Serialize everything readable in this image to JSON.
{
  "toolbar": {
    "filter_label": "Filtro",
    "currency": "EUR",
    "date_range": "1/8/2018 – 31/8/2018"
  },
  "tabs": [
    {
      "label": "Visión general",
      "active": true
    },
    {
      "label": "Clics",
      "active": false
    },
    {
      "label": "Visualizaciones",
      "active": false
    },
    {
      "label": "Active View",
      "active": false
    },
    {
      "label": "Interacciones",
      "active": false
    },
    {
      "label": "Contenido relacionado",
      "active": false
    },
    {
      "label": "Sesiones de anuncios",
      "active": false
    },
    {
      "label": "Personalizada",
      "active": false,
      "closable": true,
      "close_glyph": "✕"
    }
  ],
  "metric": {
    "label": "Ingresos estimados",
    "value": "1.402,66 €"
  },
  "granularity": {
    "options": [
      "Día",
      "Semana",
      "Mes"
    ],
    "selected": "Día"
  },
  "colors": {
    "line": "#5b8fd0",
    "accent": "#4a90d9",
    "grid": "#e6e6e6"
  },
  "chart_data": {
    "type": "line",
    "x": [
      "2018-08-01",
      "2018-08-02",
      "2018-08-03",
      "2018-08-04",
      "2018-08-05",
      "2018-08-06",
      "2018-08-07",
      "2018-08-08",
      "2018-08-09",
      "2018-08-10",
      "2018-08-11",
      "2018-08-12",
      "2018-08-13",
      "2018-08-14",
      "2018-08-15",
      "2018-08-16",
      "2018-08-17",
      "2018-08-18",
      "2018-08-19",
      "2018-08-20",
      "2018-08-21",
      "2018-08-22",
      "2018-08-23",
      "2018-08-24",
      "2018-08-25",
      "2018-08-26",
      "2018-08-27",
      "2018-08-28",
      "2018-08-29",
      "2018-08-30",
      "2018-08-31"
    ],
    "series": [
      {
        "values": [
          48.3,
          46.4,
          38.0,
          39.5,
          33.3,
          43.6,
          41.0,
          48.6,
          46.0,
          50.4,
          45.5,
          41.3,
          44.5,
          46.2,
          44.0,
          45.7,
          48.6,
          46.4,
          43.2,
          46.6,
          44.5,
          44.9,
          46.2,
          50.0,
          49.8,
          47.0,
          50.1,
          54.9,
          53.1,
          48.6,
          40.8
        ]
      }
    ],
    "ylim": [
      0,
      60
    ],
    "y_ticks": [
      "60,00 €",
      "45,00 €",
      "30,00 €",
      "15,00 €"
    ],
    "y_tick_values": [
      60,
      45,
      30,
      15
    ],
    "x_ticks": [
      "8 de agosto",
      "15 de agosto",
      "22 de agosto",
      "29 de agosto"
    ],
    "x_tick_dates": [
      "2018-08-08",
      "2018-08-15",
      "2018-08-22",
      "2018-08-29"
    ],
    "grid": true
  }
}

» **Given request**
Reproduce each entry above exactly, keeping every word.

» **Correct output**
Serialize everything readable in this image to JSON.
{
  "toolbar": {
    "filter_label": "Filtro",
    "currency": "EUR",
    "date_range": "1/8/2018 – 31/8/2018"
  },
  "tabs": [
    {
      "label": "Visión general",
      "active": true
    },
    {
      "label": "Clics",
      "active": false
    },
    {
      "label": "Visualizaciones",
      "active": false
    },
    {
      "label": "Active View",
      "active": false
    },
    {
      "label": "Interacciones",
      "active": false
    },
    {
      "label": "Contenido relacionado",
      "active": false
    },
    {
      "label": "Sesiones de anuncios",
      "active": false
    },
    {
      "label": "Personalizada",
      "active": false,
      "closable": true,
      "close_glyph": "✕"
    }
  ],
  "metric": {
    "label": "Ingresos estimados",
    "value": "1.402,66 €"
  },
  "granularity": {
    "options": [
      "Día",
      "Semana",
      "Mes"
    ],
    "selected": "Día"
  },
  "colors": {
    "line": "#5b8fd0",
    "accent": "#4a90d9",
    "grid": "#e6e6e6"
  },
  "chart_data": {
    "type": "line",
    "x": [
      "2018-08-01",
      "2018-08-02",
      "2018-08-03",
      "2018-08-04",
      "2018-08-05",
      "2018-08-06",
      "2018-08-07",
      "2018-08-08",
      "2018-08-09",
      "2018-08-10",
      "2018-08-11",
      "2018-08-12",
      "2018-08-13",
      "2018-08-14",
      "2018-08-15",
      "2018-08-16",
      "2018-08-17",
      "2018-08-18",
      "2018-08-19",
      "2018-08-20",
      "2018-08-21",
      "2018-08-22",
      "2018-08-23",
      "2018-08-24",
      "2018-08-25",
      "2018-08-26",
      "2018-08-27",
      "2018-08-28",
      "2018-08-29",
      "2018-08-30",
      "2018-08-31"
    ],
    "series": [
      {
        "values": [
          48.3,
          46.4,
          38.0,
          39.5,
          33.3,
          43.6,
          41.0,
          48.6,
          46.0,
          50.4,
          45.5,
          41.3,
          44.5,
          46.2,
          44.0,
          45.7,
          48.6,
          46.4,
          43.2,
          46.6,
          44.5,
          44.9,
          46.2,
          50.0,
          49.8,
          47.0,
          50.1,
          54.9,
          53.1,
          48.6,
          40.8
        ]
      }
    ],
    "ylim": [
      0,
      60
    ],
    "y_ticks": [
      "60,00 €",
      "45,00 €",
      "30,00 €",
      "15,00 €"
    ],
    "y_tick_values": [
      60,
      45,
      30,
      15
    ],
    "x_ticks": [
      "8 de agosto",
      "15 de agosto",
      "22 de agosto",
      "29 de agosto"
    ],
    "x_tick_dates": [
      "2018-08-08",
      "2018-08-15",
      "2018-08-22",
      "2018-08-29"
    ],
    "grid": true
  }
}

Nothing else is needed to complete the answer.